- TO DO
Write out the data below in full, unchanged, minus the images.

━━━━━━━━━━━━━━━━

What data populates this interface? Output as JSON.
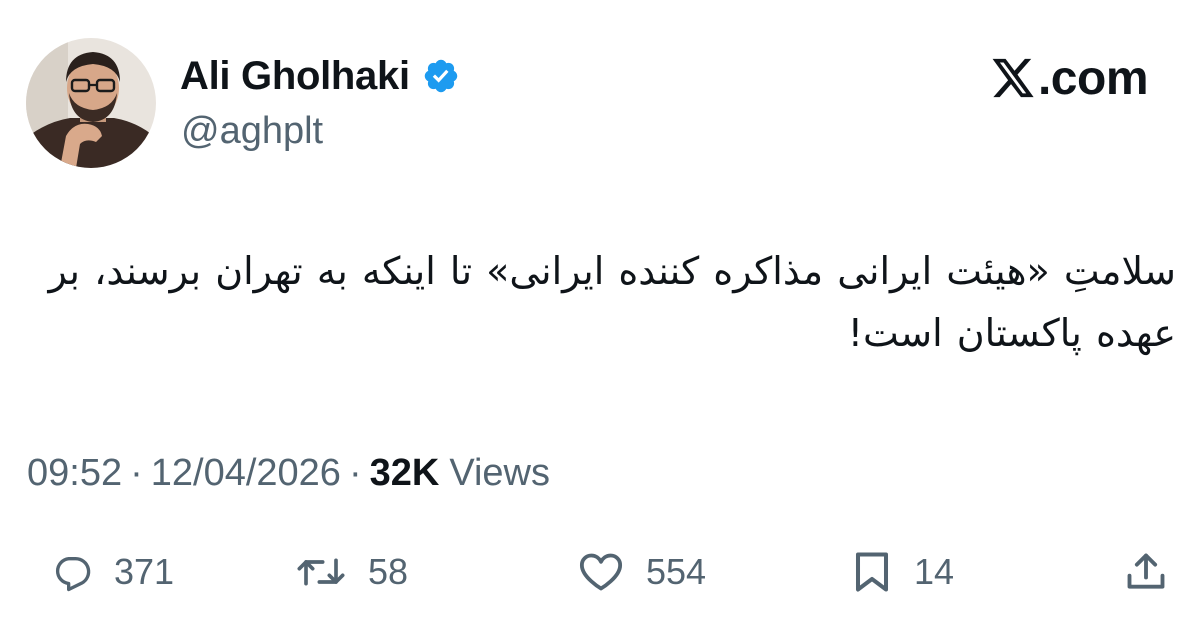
{
  "author": {
    "display_name": "Ali Gholhaki",
    "handle": "@aghplt",
    "verified": true,
    "avatar_icon": "profile-photo"
  },
  "brand": {
    "text": ".com",
    "icon": "x-logo"
  },
  "tweet": {
    "text": "سلامتِ «هیئت ایرانی مذاکره کننده ایرانی» تا اینکه به تهران برسند، بر عهده پاکستان است!"
  },
  "meta": {
    "time": "09:52",
    "separator": "·",
    "date": "12/04/2026",
    "views_count": "32K",
    "views_label": "Views"
  },
  "actions": {
    "replies": {
      "count": "371",
      "icon": "reply-icon"
    },
    "retweets": {
      "count": "58",
      "icon": "retweet-icon"
    },
    "likes": {
      "count": "554",
      "icon": "heart-icon"
    },
    "bookmarks": {
      "count": "14",
      "icon": "bookmark-icon"
    },
    "share": {
      "icon": "share-icon"
    }
  },
  "colors": {
    "text": "#0f1419",
    "secondary": "#536471",
    "verified": "#1d9bf0",
    "background": "#ffffff"
  }
}
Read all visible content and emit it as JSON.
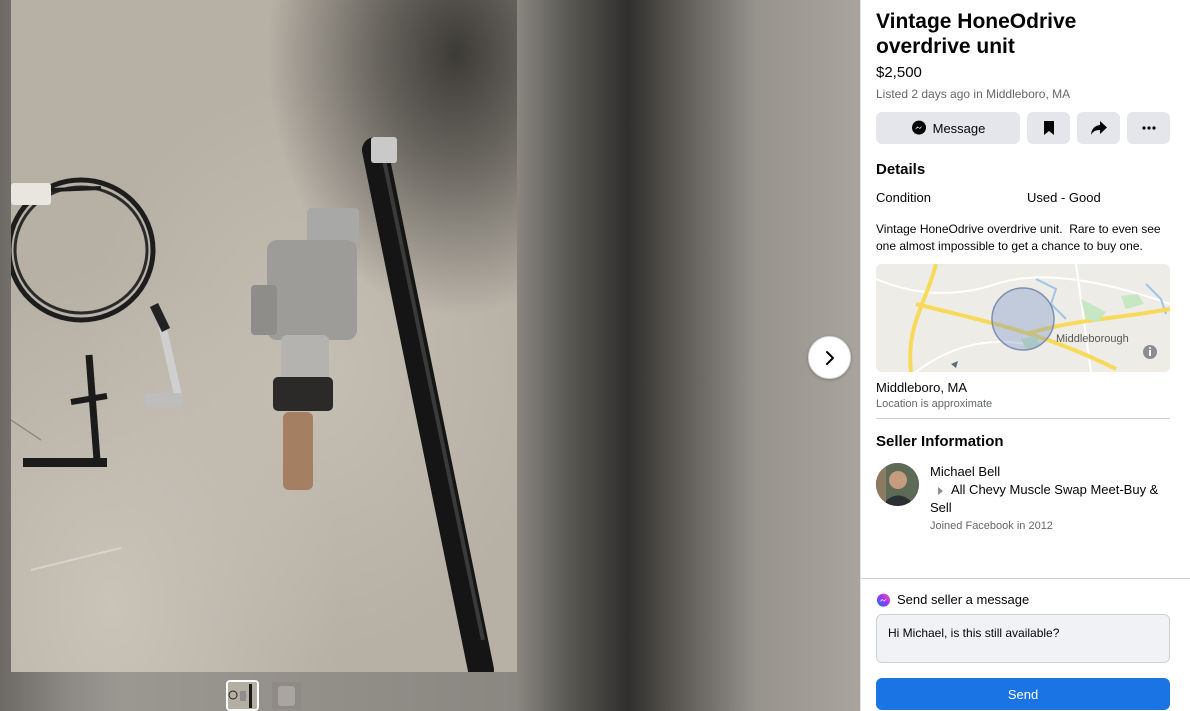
{
  "listing": {
    "title": "Vintage HoneOdrive overdrive unit",
    "price": "$2,500",
    "listed_text": "Listed 2 days ago in Middleboro, MA",
    "actions": {
      "message_label": "Message",
      "save_icon": "bookmark-icon",
      "share_icon": "share-icon",
      "more_icon": "more-icon"
    }
  },
  "details": {
    "heading": "Details",
    "condition_label": "Condition",
    "condition_value": "Used - Good",
    "description": "Vintage HoneOdrive overdrive unit.  Rare to even see one almost impossible to get a chance to buy one."
  },
  "map": {
    "town_label": "Middleborough",
    "location_name": "Middleboro, MA",
    "location_note": "Location is approximate",
    "info_icon": "info-icon"
  },
  "seller": {
    "heading": "Seller Information",
    "name": "Michael Bell",
    "group": "All Chevy Muscle Swap Meet-Buy & Sell",
    "joined": "Joined Facebook in 2012"
  },
  "composer": {
    "heading": "Send seller a message",
    "message_value": "Hi Michael, is this still available?",
    "send_label": "Send",
    "icon": "messenger-icon"
  },
  "media": {
    "next_icon": "chevron-right-icon",
    "thumbnails": 2
  },
  "colors": {
    "accent": "#1b74e4",
    "button_bg": "#e4e6eb",
    "secondary_text": "#65676b"
  }
}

━━━━━━━━━━━━━━━━

- OUTPUT BELOW
What data populates this interface? Output as JSON.
{
  "author": {
    "display_name": "Ali Gholhaki",
    "handle": "@aghplt",
    "verified": true,
    "avatar_icon": "profile-photo"
  },
  "brand": {
    "text": ".com",
    "icon": "x-logo"
  },
  "tweet": {
    "text": "سلامتِ «هیئت ایرانی مذاکره کننده ایرانی» تا اینکه به تهران برسند، بر عهده پاکستان است!"
  },
  "meta": {
    "time": "09:52",
    "separator": "·",
    "date": "12/04/2026",
    "views_count": "32K",
    "views_label": "Views"
  },
  "actions": {
    "replies": {
      "count": "371",
      "icon": "reply-icon"
    },
    "retweets": {
      "count": "58",
      "icon": "retweet-icon"
    },
    "likes": {
      "count": "554",
      "icon": "heart-icon"
    },
    "bookmarks": {
      "count": "14",
      "icon": "bookmark-icon"
    },
    "share": {
      "icon": "share-icon"
    }
  },
  "colors": {
    "text": "#0f1419",
    "secondary": "#536471",
    "verified": "#1d9bf0",
    "background": "#ffffff"
  }
}
Read all visible content and emit it as JSON.
{
  "listing": {
    "title": "Vintage HoneOdrive overdrive unit",
    "price": "$2,500",
    "listed_text": "Listed 2 days ago in Middleboro, MA",
    "actions": {
      "message_label": "Message",
      "save_icon": "bookmark-icon",
      "share_icon": "share-icon",
      "more_icon": "more-icon"
    }
  },
  "details": {
    "heading": "Details",
    "condition_label": "Condition",
    "condition_value": "Used - Good",
    "description": "Vintage HoneOdrive overdrive unit.  Rare to even see one almost impossible to get a chance to buy one."
  },
  "map": {
    "town_label": "Middleborough",
    "location_name": "Middleboro, MA",
    "location_note": "Location is approximate",
    "info_icon": "info-icon"
  },
  "seller": {
    "heading": "Seller Information",
    "name": "Michael Bell",
    "group": "All Chevy Muscle Swap Meet-Buy & Sell",
    "joined": "Joined Facebook in 2012"
  },
  "composer": {
    "heading": "Send seller a message",
    "message_value": "Hi Michael, is this still available?",
    "send_label": "Send",
    "icon": "messenger-icon"
  },
  "media": {
    "next_icon": "chevron-right-icon",
    "thumbnails": 2
  },
  "colors": {
    "accent": "#1b74e4",
    "button_bg": "#e4e6eb",
    "secondary_text": "#65676b"
  }
}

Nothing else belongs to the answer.